Task details:
Skip the images and copy each record exactly as written.

-- START Provided material --

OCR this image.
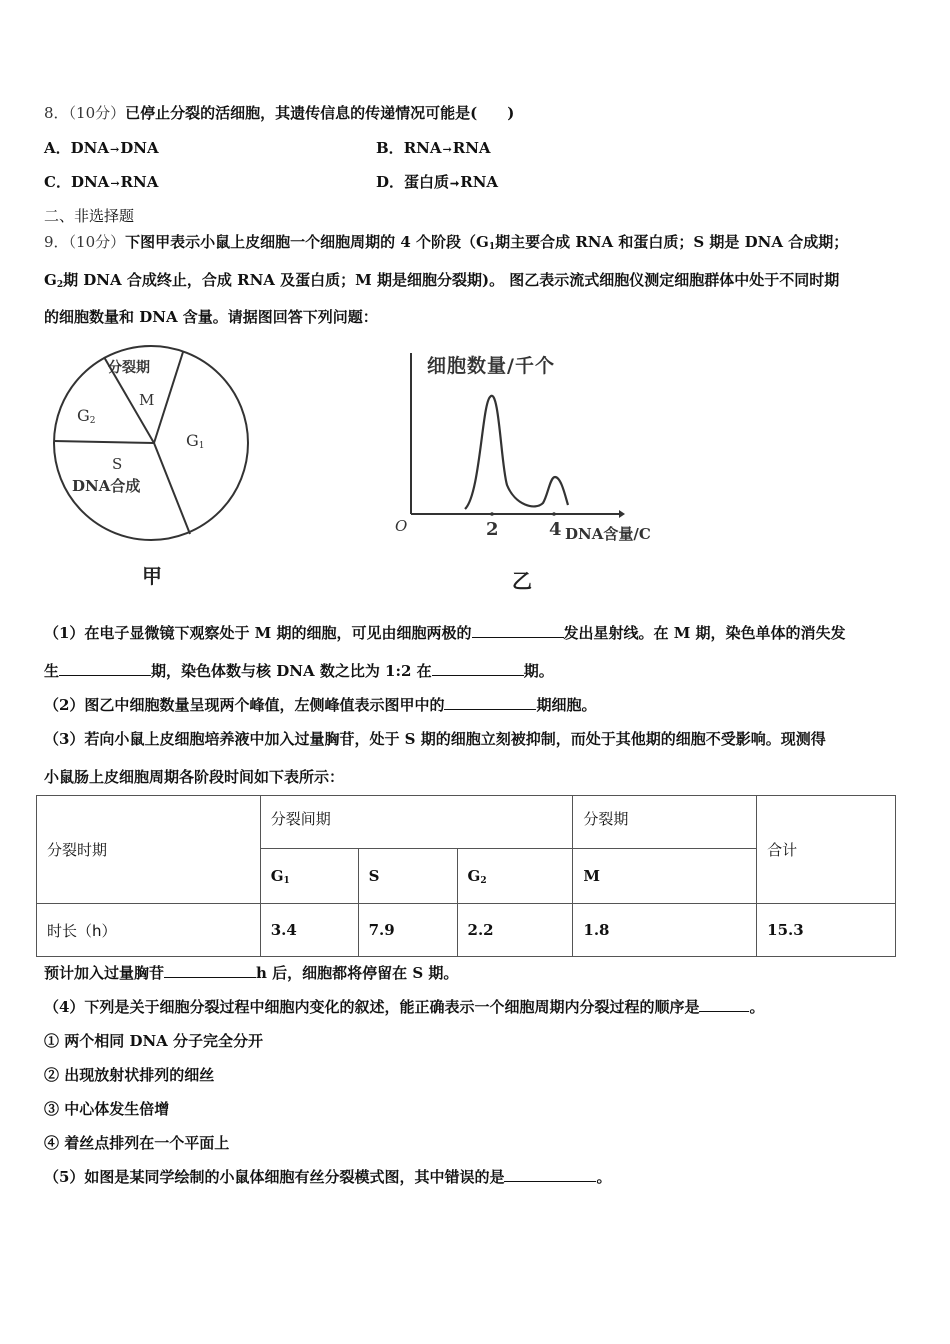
8．（10分）已停止分裂的活细胞，其遗传信息的传递情况可能是(　　)
A．DNA→DNA	B．RNA→RNA
C．DNA→RNA	D．蛋白质➞RNA
二、非选择题
9．（10分）下图甲表示小鼠上皮细胞一个细胞周期的 4 个阶段（$G_1$期主要合成 RNA 和蛋白质；S 期是 DNA 合成期；
$G_2$期 DNA 合成终止，合成 RNA 及蛋白质；M 期是细胞分裂期)。 图乙表示流式细胞仪测定细胞群体中处于不同时期
的细胞数量和 DNA 含量。请据图回答下列问题：
分裂期
M
$G_2$
$G_1$
S
DNA合成
甲
细胞数量/千个
O	2	4 DNA含量/C
乙
（1）在电子显微镜下观察处于 M 期的细胞，可见由细胞两极的	发出星射线。在 M 期，染色单体的消失发
生	期，染色体数与核 DNA 数之比为 1:2 在	期。
（2）图乙中细胞数量呈现两个峰值，左侧峰值表示图甲中的	期细胞。
（3）若向小鼠上皮细胞培养液中加入过量胸苷，处于 S 期的细胞立刻被抑制，而处于其他期的细胞不受影响。现测得
小鼠肠上皮细胞周期各阶段时间如下表所示：
分裂时期	分裂间期			分裂期	合计
	$G_1$	S	$G_2$	M	
时长（h）	3.4	7.9	2.2	1.8	15.3
预计加入过量胸苷	h 后，细胞都将停留在 S 期。
（4）下列是关于细胞分裂过程中细胞内变化的叙述，能正确表示一个细胞周期内分裂过程的顺序是	。
① 两个相同 DNA 分子完全分开
② 出现放射状排列的细丝
③ 中心体发生倍增
④ 着丝点排列在一个平面上
（5）如图是某同学绘制的小鼠体细胞有丝分裂模式图，其中错误的是	。
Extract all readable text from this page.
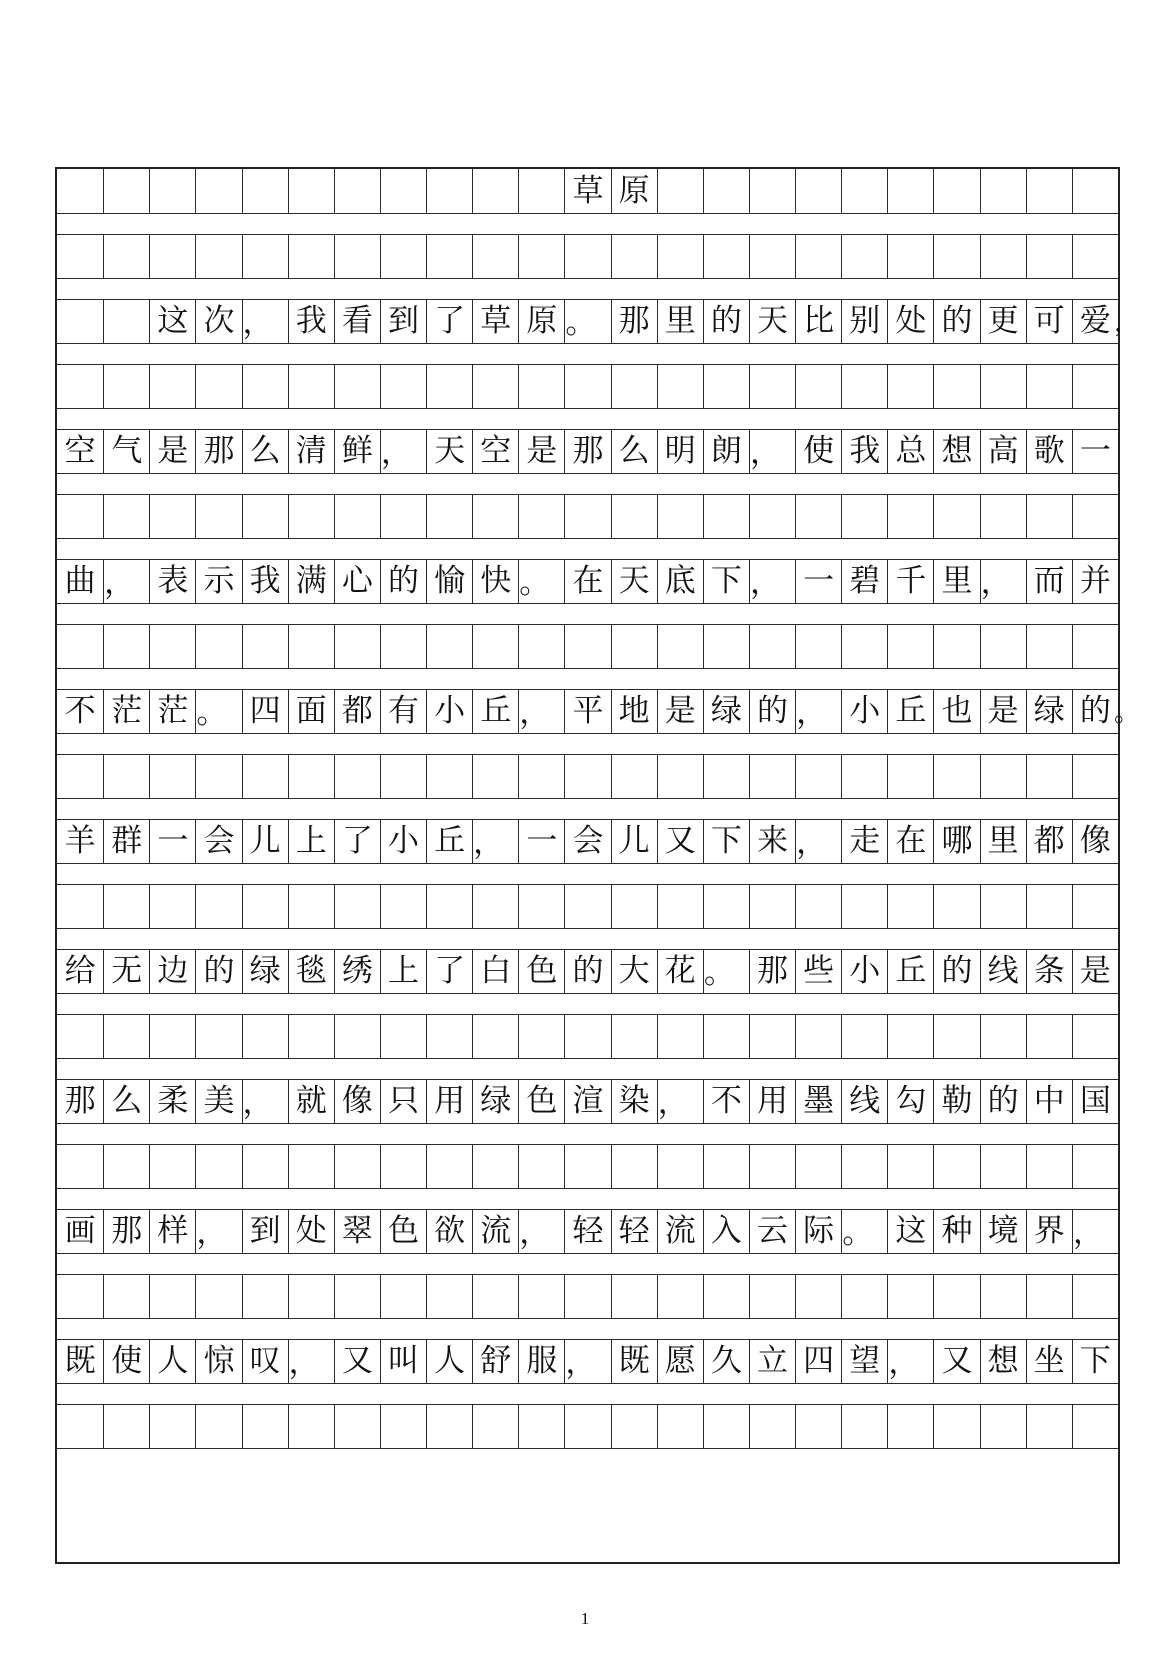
草 原
，
这 次 ， 我 看 到 了 草 原 。 那 里 的 天 比 别 处 的 更 可 爱
空 气 是 那 么 清 鲜 ， 天 空 是 那 么 明 朗 ， 使 我 总 想 高 歌 一
曲 ， 表 示 我 满 心 的 愉 快 。 在 天 底 下 ， 一 碧 千 里 ， 而 并
。
不 茫 茫 。 四 面 都 有 小 丘 ， 平 地 是 绿 的 ， 小 丘 也 是 绿 的
羊 群 一 会 儿 上 了 小 丘 ， 一 会 儿 又 下 来 ， 走 在 哪 里 都 像
给 无 边 的 绿 毯 绣 上 了 白 色 的 大 花 。 那 些 小 丘 的 线 条 是
那 么 柔 美 ， 就 像 只 用 绿 色 渲 染 ， 不 用 墨 线 勾 勒 的 中 国
画 那 样 ， 到 处 翠 色 欲 流 ， 轻 轻 流 入 云 际 。 这 种 境 界 ，
既 使 人 惊 叹 ， 又 叫 人 舒 服 ， 既 愿 久 立 四 望 ， 又 想 坐 下
1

-- END Provided material --

Complete output:
OCR this image.
8．（10分）已停止分裂的活细胞，其遗传信息的传递情况可能是(　　)
A．DNA→DNA	B．RNA→RNA
C．DNA→RNA	D．蛋白质➞RNA
二、非选择题
9．（10分）下图甲表示小鼠上皮细胞一个细胞周期的 4 个阶段（$G_1$期主要合成 RNA 和蛋白质；S 期是 DNA 合成期；
$G_2$期 DNA 合成终止，合成 RNA 及蛋白质；M 期是细胞分裂期)。 图乙表示流式细胞仪测定细胞群体中处于不同时期
的细胞数量和 DNA 含量。请据图回答下列问题：
分裂期
M
$G_2$
$G_1$
S
DNA合成
甲
细胞数量/千个
O	2	4 DNA含量/C
乙
（1）在电子显微镜下观察处于 M 期的细胞，可见由细胞两极的	发出星射线。在 M 期，染色单体的消失发
生	期，染色体数与核 DNA 数之比为 1:2 在	期。
（2）图乙中细胞数量呈现两个峰值，左侧峰值表示图甲中的	期细胞。
（3）若向小鼠上皮细胞培养液中加入过量胸苷，处于 S 期的细胞立刻被抑制，而处于其他期的细胞不受影响。现测得
小鼠肠上皮细胞周期各阶段时间如下表所示：
分裂时期	分裂间期			分裂期	合计
	$G_1$	S	$G_2$	M	
时长（h）	3.4	7.9	2.2	1.8	15.3
预计加入过量胸苷	h 后，细胞都将停留在 S 期。
（4）下列是关于细胞分裂过程中细胞内变化的叙述，能正确表示一个细胞周期内分裂过程的顺序是	。
① 两个相同 DNA 分子完全分开
② 出现放射状排列的细丝
③ 中心体发生倍增
④ 着丝点排列在一个平面上
（5）如图是某同学绘制的小鼠体细胞有丝分裂模式图，其中错误的是	。
Extract all readable text from this page.
草 原
，
这 次 ， 我 看 到 了 草 原 。 那 里 的 天 比 别 处 的 更 可 爱
空 气 是 那 么 清 鲜 ， 天 空 是 那 么 明 朗 ， 使 我 总 想 高 歌 一
曲 ， 表 示 我 满 心 的 愉 快 。 在 天 底 下 ， 一 碧 千 里 ， 而 并
。
不 茫 茫 。 四 面 都 有 小 丘 ， 平 地 是 绿 的 ， 小 丘 也 是 绿 的
羊 群 一 会 儿 上 了 小 丘 ， 一 会 儿 又 下 来 ， 走 在 哪 里 都 像
给 无 边 的 绿 毯 绣 上 了 白 色 的 大 花 。 那 些 小 丘 的 线 条 是
那 么 柔 美 ， 就 像 只 用 绿 色 渲 染 ， 不 用 墨 线 勾 勒 的 中 国
画 那 样 ， 到 处 翠 色 欲 流 ， 轻 轻 流 入 云 际 。 这 种 境 界 ，
既 使 人 惊 叹 ， 又 叫 人 舒 服 ， 既 愿 久 立 四 望 ， 又 想 坐 下
1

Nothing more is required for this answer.